● **Brief**: Transcribe all of the data exactly. Omit the pictures.

### Rows ###

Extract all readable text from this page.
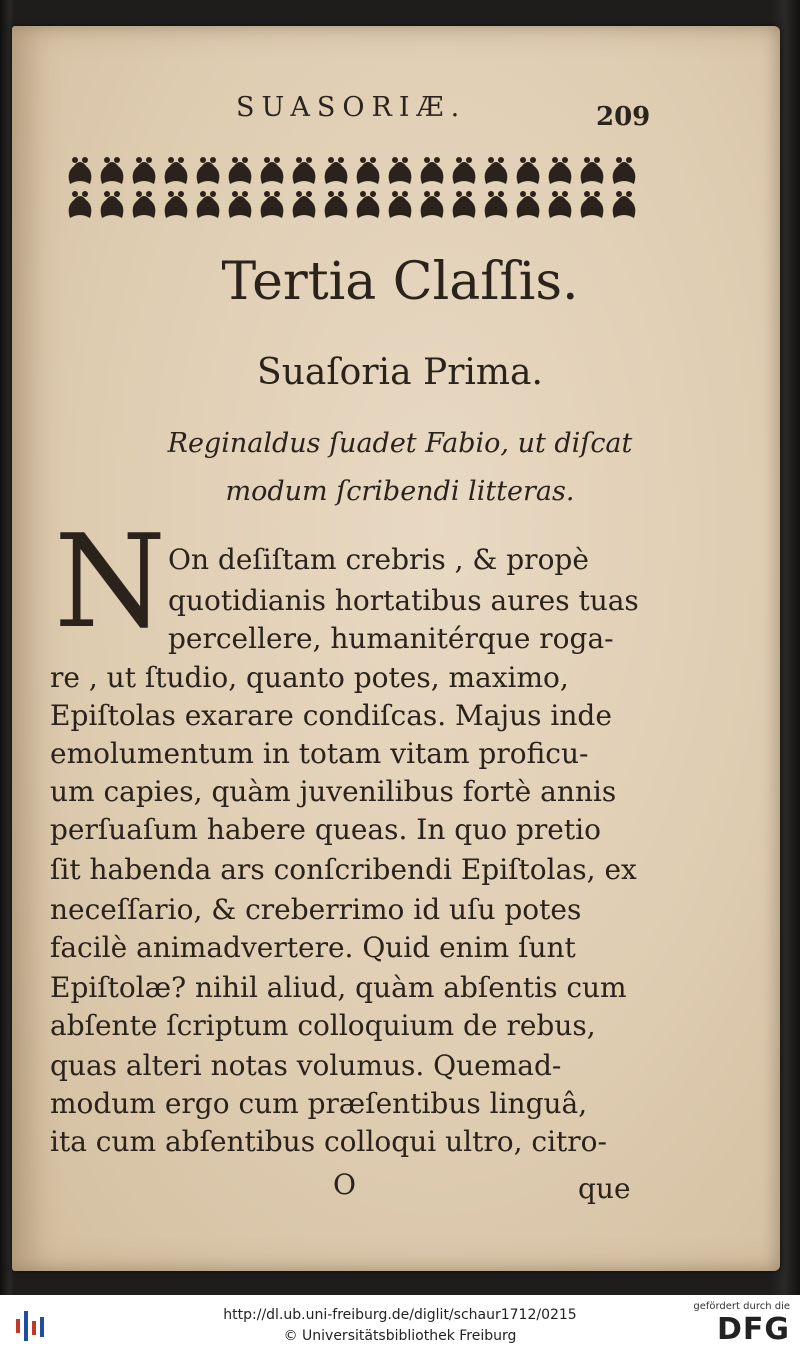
SUASORIÆ.	209
Tertia Claſſis.
Suaſoria Prima.
Reginaldus ſuadet Fabio, ut diſcat
modum ſcribendi litteras.
N On deſiſtam crebris , & propè
quotidianis hortatibus aures tuas
percellere, humanitérque roga-
re , ut ſtudio, quanto potes, maximo,
Epiſtolas exarare condiſcas. Majus inde
emolumentum in totam vitam proficu-
um capies, quàm juvenilibus fortè annis
perſuaſum habere queas. In quo pretio
ſit habenda ars conſcribendi Epiſtolas, ex
neceſſario, & creberrimo id uſu potes
facilè animadvertere. Quid enim ſunt
Epiſtolæ? nihil aliud, quàm abſentis cum
abſente ſcriptum colloquium de rebus,
quas alteri notas volumus. Quemad-
modum ergo cum præſentibus linguâ,
ita cum abſentibus colloqui ultro, citro-
O	que
http://dl.ub.uni-freiburg.de/diglit/schaur1712/0215
© Universitätsbibliothek Freiburg
gefördert durch die
DFG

###

● **Exercise solution**:
Extract all readable text from this page.
SUASORIÆ.	209
Tertia Claſſis.
Suaſoria Prima.
Reginaldus ſuadet Fabio, ut diſcat
modum ſcribendi litteras.
N On deſiſtam crebris , & propè
quotidianis hortatibus aures tuas
percellere, humanitérque roga-
re , ut ſtudio, quanto potes, maximo,
Epiſtolas exarare condiſcas. Majus inde
emolumentum in totam vitam proficu-
um capies, quàm juvenilibus fortè annis
perſuaſum habere queas. In quo pretio
ſit habenda ars conſcribendi Epiſtolas, ex
neceſſario, & creberrimo id uſu potes
facilè animadvertere. Quid enim ſunt
Epiſtolæ? nihil aliud, quàm abſentis cum
abſente ſcriptum colloquium de rebus,
quas alteri notas volumus. Quemad-
modum ergo cum præſentibus linguâ,
ita cum abſentibus colloqui ultro, citro-
O	que
http://dl.ub.uni-freiburg.de/diglit/schaur1712/0215
© Universitätsbibliothek Freiburg
gefördert durch die
DFG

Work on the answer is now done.